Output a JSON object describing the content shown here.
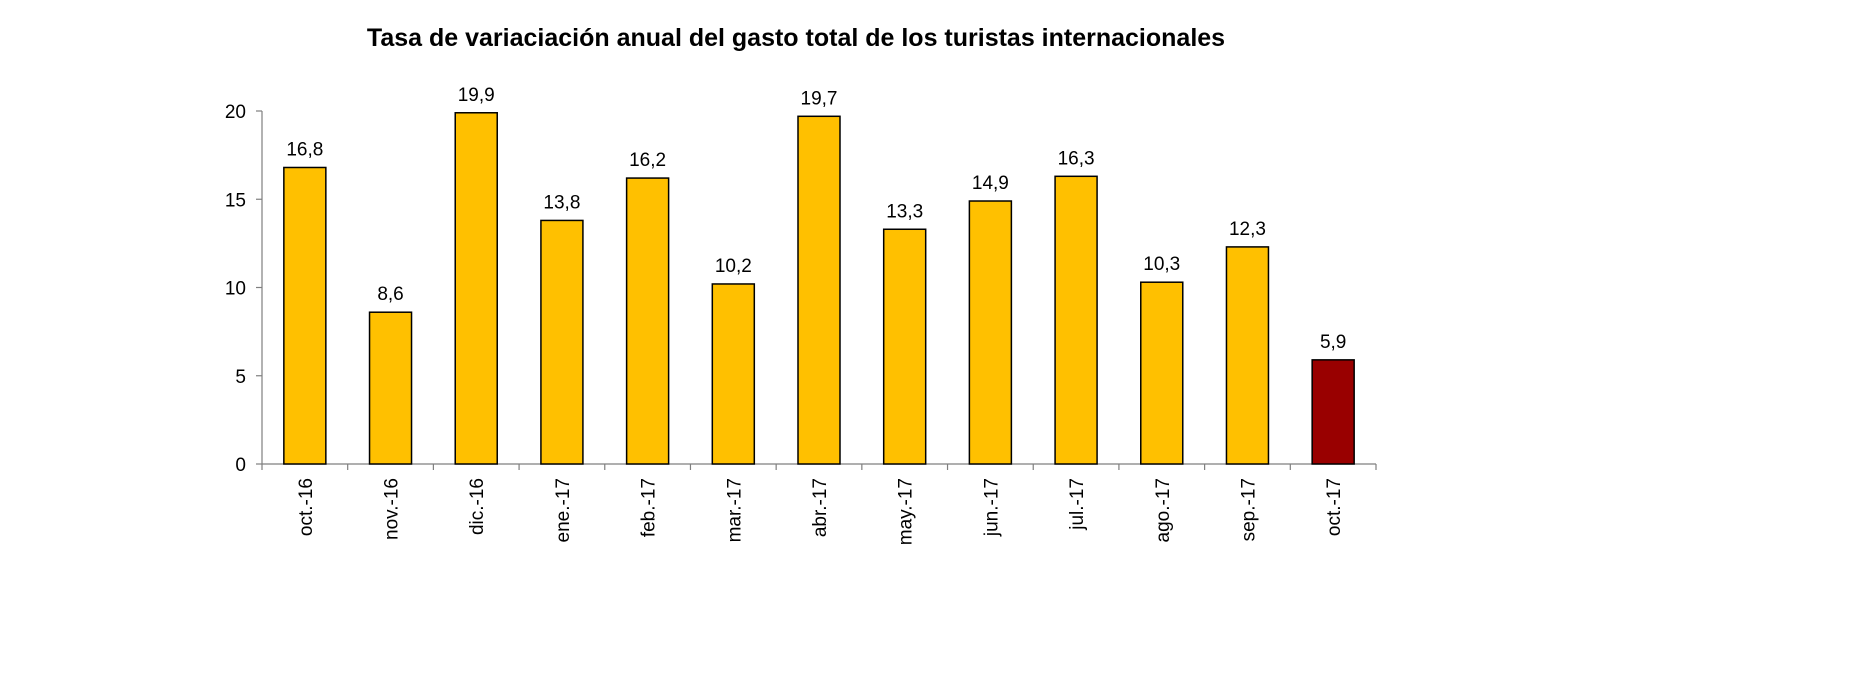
{
  "chart_data": {
    "type": "bar",
    "title": "Tasa de variaciación anual del gasto total de los turistas internacionales",
    "categories": [
      "oct.-16",
      "nov.-16",
      "dic.-16",
      "ene.-17",
      "feb.-17",
      "mar.-17",
      "abr.-17",
      "may.-17",
      "jun.-17",
      "jul.-17",
      "ago.-17",
      "sep.-17",
      "oct.-17"
    ],
    "values": [
      16.8,
      8.6,
      19.9,
      13.8,
      16.2,
      10.2,
      19.7,
      13.3,
      14.9,
      16.3,
      10.3,
      12.3,
      5.9
    ],
    "value_labels": [
      "16,8",
      "8,6",
      "19,9",
      "13,8",
      "16,2",
      "10,2",
      "19,7",
      "13,3",
      "14,9",
      "16,3",
      "10,3",
      "12,3",
      "5,9"
    ],
    "y_ticks": [
      0,
      5,
      10,
      15,
      20
    ],
    "ylim": [
      0,
      20
    ],
    "xlabel": "",
    "ylabel": "",
    "grid": false,
    "legend": "none",
    "colors": {
      "bar": "#FFC000",
      "highlight_bar": "#990000",
      "bar_stroke": "#000000",
      "axis": "#7f7f7f"
    },
    "highlight_index": 12
  }
}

● **AIM OF THE TASK**:
Transcribe all entries above exactly. Drop the pictures.

● **SOLUTION TO THIS PROBLEM**:
Output a JSON object describing the content shown here.
{
  "chart_data": {
    "type": "bar",
    "title": "Tasa de variaciación anual del gasto total de los turistas internacionales",
    "categories": [
      "oct.-16",
      "nov.-16",
      "dic.-16",
      "ene.-17",
      "feb.-17",
      "mar.-17",
      "abr.-17",
      "may.-17",
      "jun.-17",
      "jul.-17",
      "ago.-17",
      "sep.-17",
      "oct.-17"
    ],
    "values": [
      16.8,
      8.6,
      19.9,
      13.8,
      16.2,
      10.2,
      19.7,
      13.3,
      14.9,
      16.3,
      10.3,
      12.3,
      5.9
    ],
    "value_labels": [
      "16,8",
      "8,6",
      "19,9",
      "13,8",
      "16,2",
      "10,2",
      "19,7",
      "13,3",
      "14,9",
      "16,3",
      "10,3",
      "12,3",
      "5,9"
    ],
    "y_ticks": [
      0,
      5,
      10,
      15,
      20
    ],
    "ylim": [
      0,
      20
    ],
    "xlabel": "",
    "ylabel": "",
    "grid": false,
    "legend": "none",
    "colors": {
      "bar": "#FFC000",
      "highlight_bar": "#990000",
      "bar_stroke": "#000000",
      "axis": "#7f7f7f"
    },
    "highlight_index": 12
  }
}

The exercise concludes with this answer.